* _Stored records_:
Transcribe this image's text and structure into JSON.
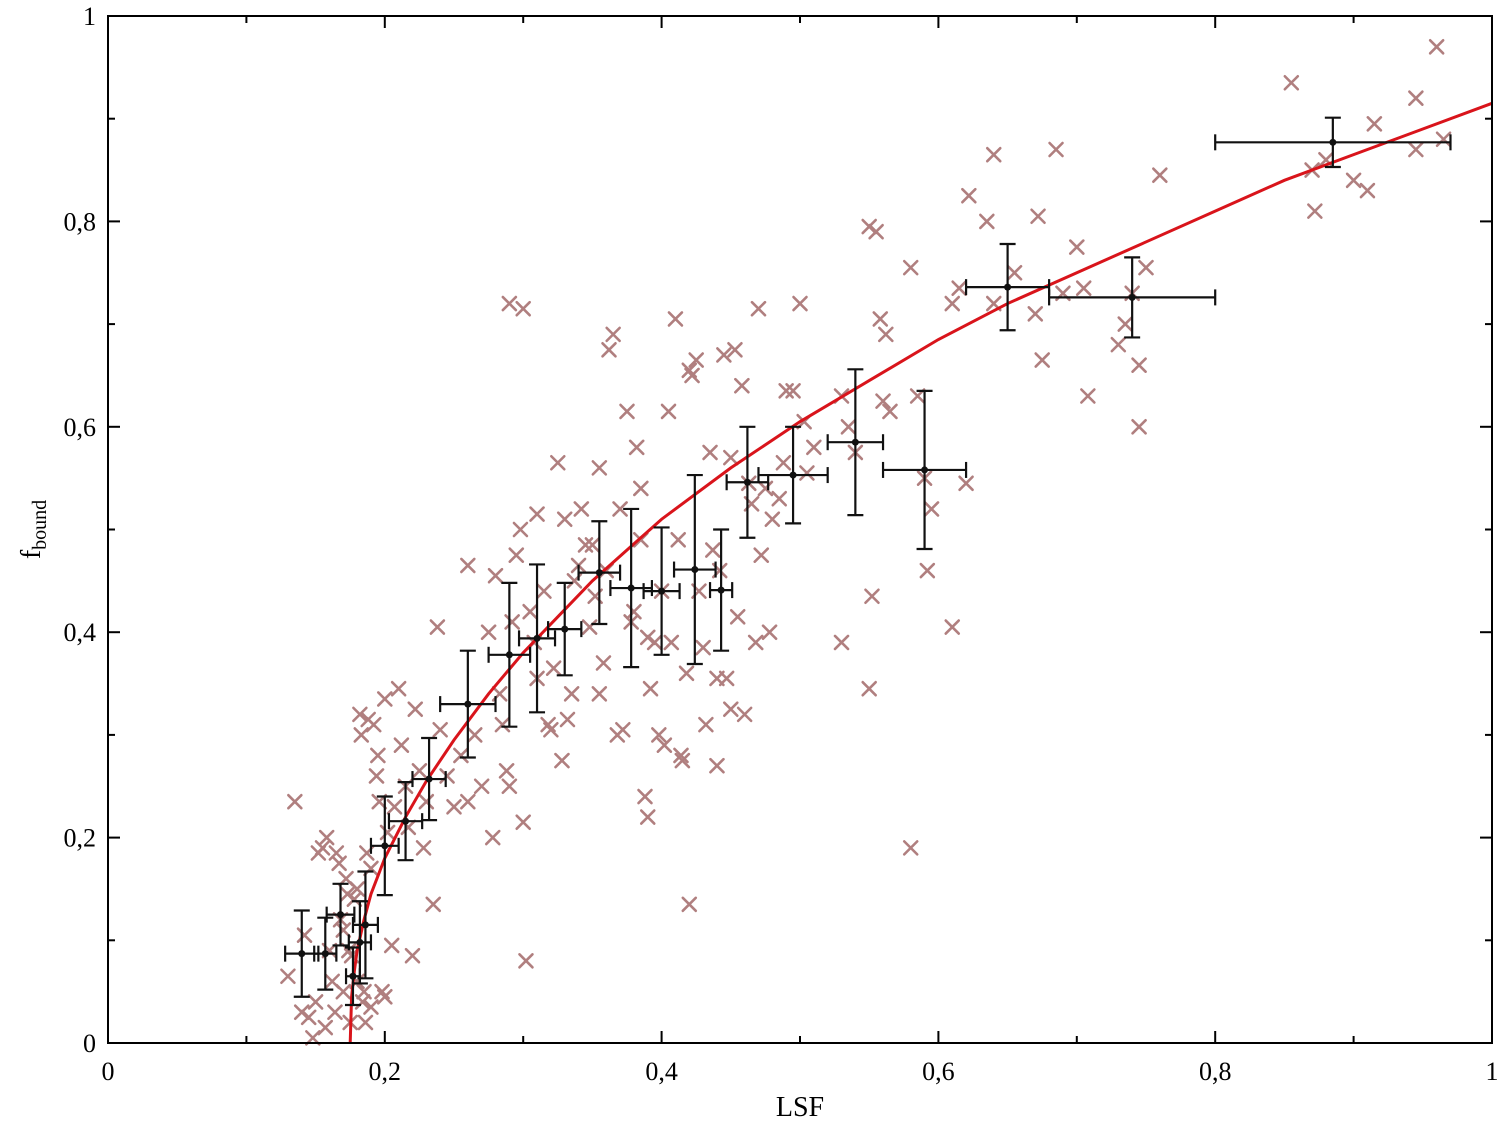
{
  "chart_data": {
    "type": "scatter",
    "xlabel": "LSF",
    "ylabel": {
      "main": "f",
      "subscript": "bound"
    },
    "xlim": [
      0,
      1
    ],
    "ylim": [
      0,
      1
    ],
    "x_major_ticks": [
      0,
      0.2,
      0.4,
      0.6,
      0.8,
      1
    ],
    "x_tick_labels": [
      "0",
      "0,2",
      "0,4",
      "0,6",
      "0,8",
      "1"
    ],
    "x_minor_ticks": [
      0.1,
      0.3,
      0.5,
      0.7,
      0.9
    ],
    "y_major_ticks": [
      0,
      0.2,
      0.4,
      0.6,
      0.8,
      1
    ],
    "y_tick_labels": [
      "0",
      "0,2",
      "0,4",
      "0,6",
      "0,8",
      "1"
    ],
    "y_minor_ticks": [
      0.1,
      0.3,
      0.5,
      0.7,
      0.9
    ],
    "grid": false,
    "legend": "none",
    "colors": {
      "scatter": "#b07f7f",
      "errorbar": "#111111",
      "fit": "#d9141b",
      "axes": "#000000"
    },
    "series": [
      {
        "kind": "scatter",
        "marker": "x",
        "points": [
          [
            0.13,
            0.065
          ],
          [
            0.135,
            0.235
          ],
          [
            0.14,
            0.03
          ],
          [
            0.142,
            0.105
          ],
          [
            0.145,
            0.025
          ],
          [
            0.148,
            0.005
          ],
          [
            0.15,
            0.04
          ],
          [
            0.152,
            0.185
          ],
          [
            0.155,
            0.19
          ],
          [
            0.157,
            0.015
          ],
          [
            0.158,
            0.2
          ],
          [
            0.16,
            0.09
          ],
          [
            0.162,
            0.06
          ],
          [
            0.164,
            0.03
          ],
          [
            0.165,
            0.185
          ],
          [
            0.167,
            0.175
          ],
          [
            0.168,
            0.12
          ],
          [
            0.17,
            0.11
          ],
          [
            0.17,
            0.05
          ],
          [
            0.172,
            0.16
          ],
          [
            0.173,
            0.145
          ],
          [
            0.174,
            0.09
          ],
          [
            0.175,
            0.02
          ],
          [
            0.176,
            0.085
          ],
          [
            0.178,
            0.14
          ],
          [
            0.18,
            0.15
          ],
          [
            0.18,
            0.06
          ],
          [
            0.182,
            0.32
          ],
          [
            0.183,
            0.3
          ],
          [
            0.184,
            0.04
          ],
          [
            0.185,
            0.05
          ],
          [
            0.186,
            0.02
          ],
          [
            0.187,
            0.185
          ],
          [
            0.188,
            0.315
          ],
          [
            0.19,
            0.17
          ],
          [
            0.19,
            0.035
          ],
          [
            0.192,
            0.31
          ],
          [
            0.194,
            0.26
          ],
          [
            0.195,
            0.28
          ],
          [
            0.196,
            0.235
          ],
          [
            0.198,
            0.05
          ],
          [
            0.2,
            0.045
          ],
          [
            0.2,
            0.335
          ],
          [
            0.202,
            0.205
          ],
          [
            0.205,
            0.095
          ],
          [
            0.207,
            0.23
          ],
          [
            0.21,
            0.345
          ],
          [
            0.212,
            0.29
          ],
          [
            0.215,
            0.25
          ],
          [
            0.217,
            0.21
          ],
          [
            0.22,
            0.085
          ],
          [
            0.222,
            0.325
          ],
          [
            0.225,
            0.265
          ],
          [
            0.228,
            0.19
          ],
          [
            0.23,
            0.235
          ],
          [
            0.235,
            0.135
          ],
          [
            0.238,
            0.405
          ],
          [
            0.24,
            0.305
          ],
          [
            0.245,
            0.26
          ],
          [
            0.25,
            0.23
          ],
          [
            0.255,
            0.28
          ],
          [
            0.26,
            0.235
          ],
          [
            0.26,
            0.465
          ],
          [
            0.265,
            0.3
          ],
          [
            0.27,
            0.25
          ],
          [
            0.275,
            0.4
          ],
          [
            0.278,
            0.2
          ],
          [
            0.28,
            0.455
          ],
          [
            0.283,
            0.34
          ],
          [
            0.285,
            0.31
          ],
          [
            0.288,
            0.265
          ],
          [
            0.29,
            0.25
          ],
          [
            0.29,
            0.72
          ],
          [
            0.292,
            0.41
          ],
          [
            0.295,
            0.475
          ],
          [
            0.298,
            0.5
          ],
          [
            0.3,
            0.715
          ],
          [
            0.3,
            0.215
          ],
          [
            0.302,
            0.08
          ],
          [
            0.305,
            0.42
          ],
          [
            0.308,
            0.39
          ],
          [
            0.31,
            0.355
          ],
          [
            0.31,
            0.515
          ],
          [
            0.315,
            0.44
          ],
          [
            0.318,
            0.31
          ],
          [
            0.32,
            0.305
          ],
          [
            0.322,
            0.365
          ],
          [
            0.325,
            0.565
          ],
          [
            0.328,
            0.275
          ],
          [
            0.33,
            0.51
          ],
          [
            0.332,
            0.315
          ],
          [
            0.335,
            0.34
          ],
          [
            0.337,
            0.45
          ],
          [
            0.34,
            0.465
          ],
          [
            0.342,
            0.52
          ],
          [
            0.345,
            0.485
          ],
          [
            0.348,
            0.405
          ],
          [
            0.35,
            0.485
          ],
          [
            0.352,
            0.435
          ],
          [
            0.355,
            0.56
          ],
          [
            0.355,
            0.34
          ],
          [
            0.358,
            0.37
          ],
          [
            0.36,
            0.46
          ],
          [
            0.362,
            0.675
          ],
          [
            0.365,
            0.69
          ],
          [
            0.368,
            0.3
          ],
          [
            0.37,
            0.52
          ],
          [
            0.372,
            0.305
          ],
          [
            0.375,
            0.615
          ],
          [
            0.378,
            0.41
          ],
          [
            0.38,
            0.42
          ],
          [
            0.382,
            0.58
          ],
          [
            0.385,
            0.54
          ],
          [
            0.385,
            0.49
          ],
          [
            0.388,
            0.24
          ],
          [
            0.39,
            0.22
          ],
          [
            0.39,
            0.395
          ],
          [
            0.392,
            0.345
          ],
          [
            0.395,
            0.39
          ],
          [
            0.398,
            0.3
          ],
          [
            0.4,
            0.44
          ],
          [
            0.402,
            0.29
          ],
          [
            0.405,
            0.615
          ],
          [
            0.407,
            0.39
          ],
          [
            0.41,
            0.705
          ],
          [
            0.412,
            0.49
          ],
          [
            0.414,
            0.28
          ],
          [
            0.415,
            0.275
          ],
          [
            0.418,
            0.36
          ],
          [
            0.42,
            0.655
          ],
          [
            0.42,
            0.135
          ],
          [
            0.422,
            0.65
          ],
          [
            0.425,
            0.665
          ],
          [
            0.427,
            0.44
          ],
          [
            0.43,
            0.385
          ],
          [
            0.432,
            0.31
          ],
          [
            0.435,
            0.575
          ],
          [
            0.437,
            0.48
          ],
          [
            0.44,
            0.355
          ],
          [
            0.44,
            0.27
          ],
          [
            0.442,
            0.46
          ],
          [
            0.445,
            0.67
          ],
          [
            0.447,
            0.355
          ],
          [
            0.45,
            0.57
          ],
          [
            0.45,
            0.325
          ],
          [
            0.453,
            0.675
          ],
          [
            0.455,
            0.415
          ],
          [
            0.458,
            0.64
          ],
          [
            0.46,
            0.32
          ],
          [
            0.463,
            0.545
          ],
          [
            0.465,
            0.525
          ],
          [
            0.468,
            0.39
          ],
          [
            0.47,
            0.715
          ],
          [
            0.472,
            0.475
          ],
          [
            0.475,
            0.54
          ],
          [
            0.478,
            0.4
          ],
          [
            0.48,
            0.51
          ],
          [
            0.485,
            0.53
          ],
          [
            0.488,
            0.565
          ],
          [
            0.49,
            0.635
          ],
          [
            0.495,
            0.635
          ],
          [
            0.5,
            0.72
          ],
          [
            0.503,
            0.605
          ],
          [
            0.505,
            0.555
          ],
          [
            0.51,
            0.58
          ],
          [
            0.53,
            0.63
          ],
          [
            0.53,
            0.39
          ],
          [
            0.535,
            0.6
          ],
          [
            0.54,
            0.575
          ],
          [
            0.55,
            0.795
          ],
          [
            0.55,
            0.345
          ],
          [
            0.552,
            0.435
          ],
          [
            0.555,
            0.79
          ],
          [
            0.558,
            0.705
          ],
          [
            0.56,
            0.625
          ],
          [
            0.562,
            0.69
          ],
          [
            0.565,
            0.615
          ],
          [
            0.58,
            0.755
          ],
          [
            0.58,
            0.19
          ],
          [
            0.585,
            0.63
          ],
          [
            0.59,
            0.55
          ],
          [
            0.595,
            0.52
          ],
          [
            0.592,
            0.46
          ],
          [
            0.61,
            0.72
          ],
          [
            0.61,
            0.405
          ],
          [
            0.615,
            0.735
          ],
          [
            0.62,
            0.545
          ],
          [
            0.622,
            0.825
          ],
          [
            0.635,
            0.8
          ],
          [
            0.64,
            0.865
          ],
          [
            0.64,
            0.72
          ],
          [
            0.655,
            0.75
          ],
          [
            0.67,
            0.71
          ],
          [
            0.672,
            0.805
          ],
          [
            0.675,
            0.665
          ],
          [
            0.685,
            0.87
          ],
          [
            0.69,
            0.73
          ],
          [
            0.7,
            0.775
          ],
          [
            0.705,
            0.735
          ],
          [
            0.708,
            0.63
          ],
          [
            0.73,
            0.68
          ],
          [
            0.735,
            0.7
          ],
          [
            0.74,
            0.73
          ],
          [
            0.745,
            0.66
          ],
          [
            0.745,
            0.6
          ],
          [
            0.75,
            0.755
          ],
          [
            0.76,
            0.845
          ],
          [
            0.855,
            0.935
          ],
          [
            0.87,
            0.85
          ],
          [
            0.872,
            0.81
          ],
          [
            0.88,
            0.86
          ],
          [
            0.9,
            0.84
          ],
          [
            0.91,
            0.83
          ],
          [
            0.915,
            0.895
          ],
          [
            0.945,
            0.87
          ],
          [
            0.945,
            0.92
          ],
          [
            0.96,
            0.97
          ],
          [
            0.965,
            0.88
          ]
        ]
      },
      {
        "kind": "errorbars",
        "points": [
          {
            "x": 0.14,
            "y": 0.087,
            "xerr": 0.012,
            "yerr": 0.042
          },
          {
            "x": 0.157,
            "y": 0.087,
            "xerr": 0.008,
            "yerr": 0.035
          },
          {
            "x": 0.168,
            "y": 0.125,
            "xerr": 0.01,
            "yerr": 0.03
          },
          {
            "x": 0.177,
            "y": 0.065,
            "xerr": 0.005,
            "yerr": 0.028
          },
          {
            "x": 0.182,
            "y": 0.098,
            "xerr": 0.008,
            "yerr": 0.04
          },
          {
            "x": 0.186,
            "y": 0.115,
            "xerr": 0.009,
            "yerr": 0.052
          },
          {
            "x": 0.2,
            "y": 0.192,
            "xerr": 0.01,
            "yerr": 0.048
          },
          {
            "x": 0.215,
            "y": 0.216,
            "xerr": 0.012,
            "yerr": 0.038
          },
          {
            "x": 0.232,
            "y": 0.257,
            "xerr": 0.012,
            "yerr": 0.04
          },
          {
            "x": 0.26,
            "y": 0.33,
            "xerr": 0.02,
            "yerr": 0.052
          },
          {
            "x": 0.29,
            "y": 0.378,
            "xerr": 0.015,
            "yerr": 0.07
          },
          {
            "x": 0.31,
            "y": 0.394,
            "xerr": 0.013,
            "yerr": 0.072
          },
          {
            "x": 0.33,
            "y": 0.403,
            "xerr": 0.012,
            "yerr": 0.045
          },
          {
            "x": 0.355,
            "y": 0.458,
            "xerr": 0.015,
            "yerr": 0.05
          },
          {
            "x": 0.378,
            "y": 0.443,
            "xerr": 0.015,
            "yerr": 0.077
          },
          {
            "x": 0.4,
            "y": 0.44,
            "xerr": 0.013,
            "yerr": 0.062
          },
          {
            "x": 0.424,
            "y": 0.461,
            "xerr": 0.015,
            "yerr": 0.092
          },
          {
            "x": 0.443,
            "y": 0.441,
            "xerr": 0.008,
            "yerr": 0.059
          },
          {
            "x": 0.462,
            "y": 0.546,
            "xerr": 0.015,
            "yerr": 0.054
          },
          {
            "x": 0.495,
            "y": 0.553,
            "xerr": 0.025,
            "yerr": 0.047
          },
          {
            "x": 0.54,
            "y": 0.585,
            "xerr": 0.02,
            "yerr": 0.071
          },
          {
            "x": 0.59,
            "y": 0.558,
            "xerr": 0.03,
            "yerr": 0.077
          },
          {
            "x": 0.65,
            "y": 0.736,
            "xerr": 0.03,
            "yerr": 0.042
          },
          {
            "x": 0.74,
            "y": 0.726,
            "xerr": 0.06,
            "yerr": 0.039
          },
          {
            "x": 0.885,
            "y": 0.877,
            "xerr": 0.085,
            "yerr": 0.024
          }
        ]
      },
      {
        "kind": "fit-line",
        "points": [
          [
            0.175,
            0.0
          ],
          [
            0.176,
            0.045
          ],
          [
            0.178,
            0.07
          ],
          [
            0.18,
            0.09
          ],
          [
            0.185,
            0.12
          ],
          [
            0.19,
            0.145
          ],
          [
            0.2,
            0.18
          ],
          [
            0.215,
            0.22
          ],
          [
            0.23,
            0.255
          ],
          [
            0.25,
            0.295
          ],
          [
            0.275,
            0.34
          ],
          [
            0.3,
            0.38
          ],
          [
            0.325,
            0.415
          ],
          [
            0.35,
            0.45
          ],
          [
            0.375,
            0.48
          ],
          [
            0.4,
            0.51
          ],
          [
            0.45,
            0.56
          ],
          [
            0.5,
            0.605
          ],
          [
            0.55,
            0.645
          ],
          [
            0.6,
            0.685
          ],
          [
            0.65,
            0.72
          ],
          [
            0.7,
            0.75
          ],
          [
            0.75,
            0.78
          ],
          [
            0.8,
            0.81
          ],
          [
            0.85,
            0.84
          ],
          [
            0.9,
            0.865
          ],
          [
            0.95,
            0.89
          ],
          [
            1.0,
            0.915
          ]
        ]
      }
    ]
  }
}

* _Set exercise_:
Search the listing for the string "scatter". Copy each line where it turns up.

* _Response to this exercise_:
    "type": "scatter",
      "scatter": "#b07f7f",
        "kind": "scatter",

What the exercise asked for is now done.